** WORK TO BE COMPLETED **
Copy each line below without leaving any out.
— Start THE DATA —
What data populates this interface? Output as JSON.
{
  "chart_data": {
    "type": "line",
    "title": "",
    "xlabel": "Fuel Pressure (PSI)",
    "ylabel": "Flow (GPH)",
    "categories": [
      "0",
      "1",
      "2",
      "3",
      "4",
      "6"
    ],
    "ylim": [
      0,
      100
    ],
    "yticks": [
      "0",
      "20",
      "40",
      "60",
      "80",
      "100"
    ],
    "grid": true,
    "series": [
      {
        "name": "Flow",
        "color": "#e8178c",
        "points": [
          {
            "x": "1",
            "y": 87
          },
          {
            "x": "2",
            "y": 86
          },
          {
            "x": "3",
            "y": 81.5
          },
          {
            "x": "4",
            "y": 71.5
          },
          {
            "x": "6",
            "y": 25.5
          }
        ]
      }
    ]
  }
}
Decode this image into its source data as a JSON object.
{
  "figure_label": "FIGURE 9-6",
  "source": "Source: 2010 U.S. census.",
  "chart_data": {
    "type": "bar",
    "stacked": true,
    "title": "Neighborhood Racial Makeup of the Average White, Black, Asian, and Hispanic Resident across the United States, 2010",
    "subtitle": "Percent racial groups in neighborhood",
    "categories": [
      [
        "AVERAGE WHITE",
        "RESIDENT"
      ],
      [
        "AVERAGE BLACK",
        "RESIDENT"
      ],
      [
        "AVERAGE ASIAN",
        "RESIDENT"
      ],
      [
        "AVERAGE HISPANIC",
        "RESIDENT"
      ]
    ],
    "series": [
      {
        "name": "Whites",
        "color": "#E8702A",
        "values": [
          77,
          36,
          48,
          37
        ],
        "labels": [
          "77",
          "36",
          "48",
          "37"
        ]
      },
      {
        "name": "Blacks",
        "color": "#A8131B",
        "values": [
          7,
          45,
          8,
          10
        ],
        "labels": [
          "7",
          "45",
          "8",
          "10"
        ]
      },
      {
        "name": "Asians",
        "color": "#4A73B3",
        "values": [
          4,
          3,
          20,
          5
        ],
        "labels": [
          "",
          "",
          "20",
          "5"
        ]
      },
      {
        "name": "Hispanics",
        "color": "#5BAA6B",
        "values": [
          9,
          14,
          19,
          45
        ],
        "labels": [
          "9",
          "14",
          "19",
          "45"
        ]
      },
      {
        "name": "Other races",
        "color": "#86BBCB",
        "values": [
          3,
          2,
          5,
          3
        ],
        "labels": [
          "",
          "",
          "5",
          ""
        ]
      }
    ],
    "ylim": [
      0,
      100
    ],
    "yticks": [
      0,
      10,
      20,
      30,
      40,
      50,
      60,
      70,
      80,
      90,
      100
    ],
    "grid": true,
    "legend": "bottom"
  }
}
— End THE DATA —
** TASK OUTPUT **
What data populates this interface? Output as JSON.
{
  "chart_data": {
    "type": "line",
    "title": "",
    "xlabel": "Fuel Pressure (PSI)",
    "ylabel": "Flow (GPH)",
    "categories": [
      "0",
      "1",
      "2",
      "3",
      "4",
      "6"
    ],
    "ylim": [
      0,
      100
    ],
    "yticks": [
      "0",
      "20",
      "40",
      "60",
      "80",
      "100"
    ],
    "grid": true,
    "series": [
      {
        "name": "Flow",
        "color": "#e8178c",
        "points": [
          {
            "x": "1",
            "y": 87
          },
          {
            "x": "2",
            "y": 86
          },
          {
            "x": "3",
            "y": 81.5
          },
          {
            "x": "4",
            "y": 71.5
          },
          {
            "x": "6",
            "y": 25.5
          }
        ]
      }
    ]
  }
}
Decode this image into its source data as a JSON object.
{
  "figure_label": "FIGURE 9-6",
  "source": "Source: 2010 U.S. census.",
  "chart_data": {
    "type": "bar",
    "stacked": true,
    "title": "Neighborhood Racial Makeup of the Average White, Black, Asian, and Hispanic Resident across the United States, 2010",
    "subtitle": "Percent racial groups in neighborhood",
    "categories": [
      [
        "AVERAGE WHITE",
        "RESIDENT"
      ],
      [
        "AVERAGE BLACK",
        "RESIDENT"
      ],
      [
        "AVERAGE ASIAN",
        "RESIDENT"
      ],
      [
        "AVERAGE HISPANIC",
        "RESIDENT"
      ]
    ],
    "series": [
      {
        "name": "Whites",
        "color": "#E8702A",
        "values": [
          77,
          36,
          48,
          37
        ],
        "labels": [
          "77",
          "36",
          "48",
          "37"
        ]
      },
      {
        "name": "Blacks",
        "color": "#A8131B",
        "values": [
          7,
          45,
          8,
          10
        ],
        "labels": [
          "7",
          "45",
          "8",
          "10"
        ]
      },
      {
        "name": "Asians",
        "color": "#4A73B3",
        "values": [
          4,
          3,
          20,
          5
        ],
        "labels": [
          "",
          "",
          "20",
          "5"
        ]
      },
      {
        "name": "Hispanics",
        "color": "#5BAA6B",
        "values": [
          9,
          14,
          19,
          45
        ],
        "labels": [
          "9",
          "14",
          "19",
          "45"
        ]
      },
      {
        "name": "Other races",
        "color": "#86BBCB",
        "values": [
          3,
          2,
          5,
          3
        ],
        "labels": [
          "",
          "",
          "5",
          ""
        ]
      }
    ],
    "ylim": [
      0,
      100
    ],
    "yticks": [
      0,
      10,
      20,
      30,
      40,
      50,
      60,
      70,
      80,
      90,
      100
    ],
    "grid": true,
    "legend": "bottom"
  }
}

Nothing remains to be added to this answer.